Re: detecting ambiguous grammars

Chris F Clark <cfc@world.std.com>
23 Feb 2001 00:00:08 -0500

From comp.compilers

Related articles
detecting ambiguous grammars thant@acm.org (Thant Tessman) (2001-02-15)
Re: detecting ambiguous grammars davidpereira@home.com (David Pereira) (2001-02-17)
*Re: detecting ambiguous grammars cfc@world.std.com (Chris F Clark)* (2001-02-23)**
Re: detecting ambiguous grammars joachim_d@gmx.de (Joachim Durchholz) (2001-03-01)
Re: detecting ambiguous grammars henry@spsystems.net (2001-03-04)
Re: detecting ambiguous grammars thant@acm.org (Thant Tessman) (2001-03-04)
Re: detecting ambiguous grammars davidpereira@home.com (David Pereira) (2001-03-08)
Re: detecting ambiguous grammars dlester@cs.man.ac.uk (2001-03-10)
Re: detecting ambiguous grammars thant@acm.org (Thant Tessman) (2001-03-12)
[13 later articles]

| List of all articles for this month |

From:	Chris F Clark <cfc@world.std.com>
Newsgroups:	comp.compilers
Date:	23 Feb 2001 00:00:08 -0500
Organization:	Compilers Central
References:	01-02-080
Keywords:	parse, theory
Posted-Date:	23 Feb 2001 00:00:08 EST

> Is there a general algorithm for detecting whether a grammar is
> ambiguous? I've read posts that suggest the answer is no, but could
> someone point me at the reason why?

*SOURCE DATA*
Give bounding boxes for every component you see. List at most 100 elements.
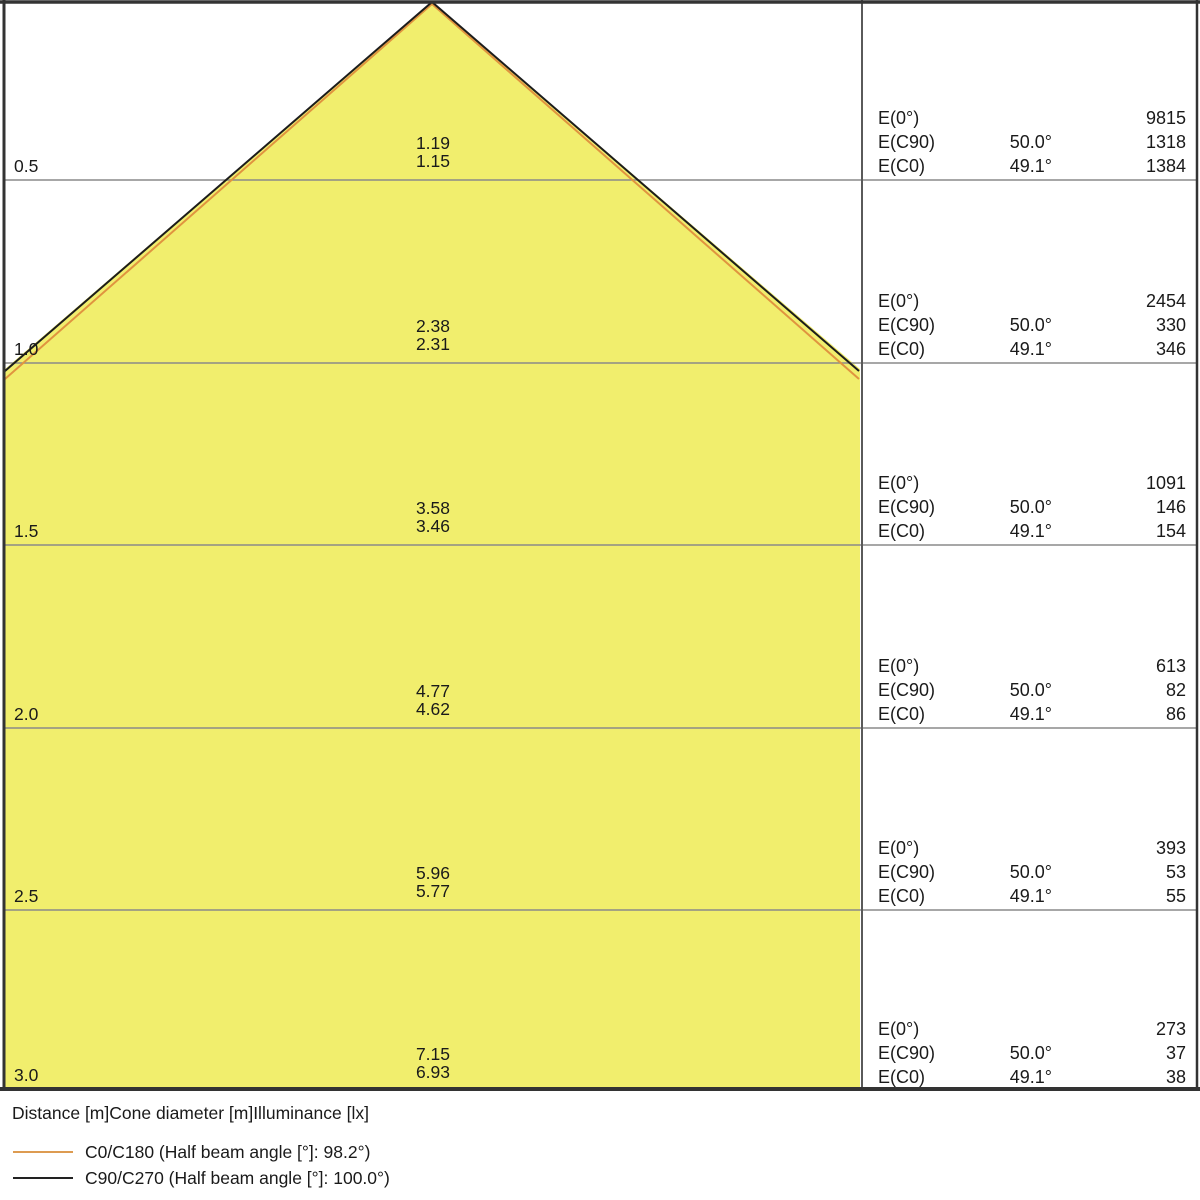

*GIVEN EXERCISE A*
Answer these questions about the post on detecting ambiguous grammars:
(i) Which keywords does the post list?
(ii) What organization is given for the poster?
(iii) Who wrote the related article dated 2001-02-15?
*GIVEN EXERCISE B*
Write out the post on detecting ambiguous grammars from "Re: detecting ambiguous grammars henry@spsystems.net" to "grammars dlester@cs.man.ac.uk (2001-03-10)".
The lines aren't needed for what follows.

*CORRECT ANSWER A*
(i) parse, theory
(ii) Compilers Central
(iii) Thant Tessman (thant@acm.org)

*CORRECT ANSWER B*
Re: detecting ambiguous grammars henry@spsystems.net (2001-03-04)
Re: detecting ambiguous grammars thant@acm.org (Thant Tessman) (2001-03-04)
Re: detecting ambiguous grammars davidpereira@home.com (David Pereira) (2001-03-08)
Re: detecting ambiguous grammars dlester@cs.man.ac.uk (2001-03-10)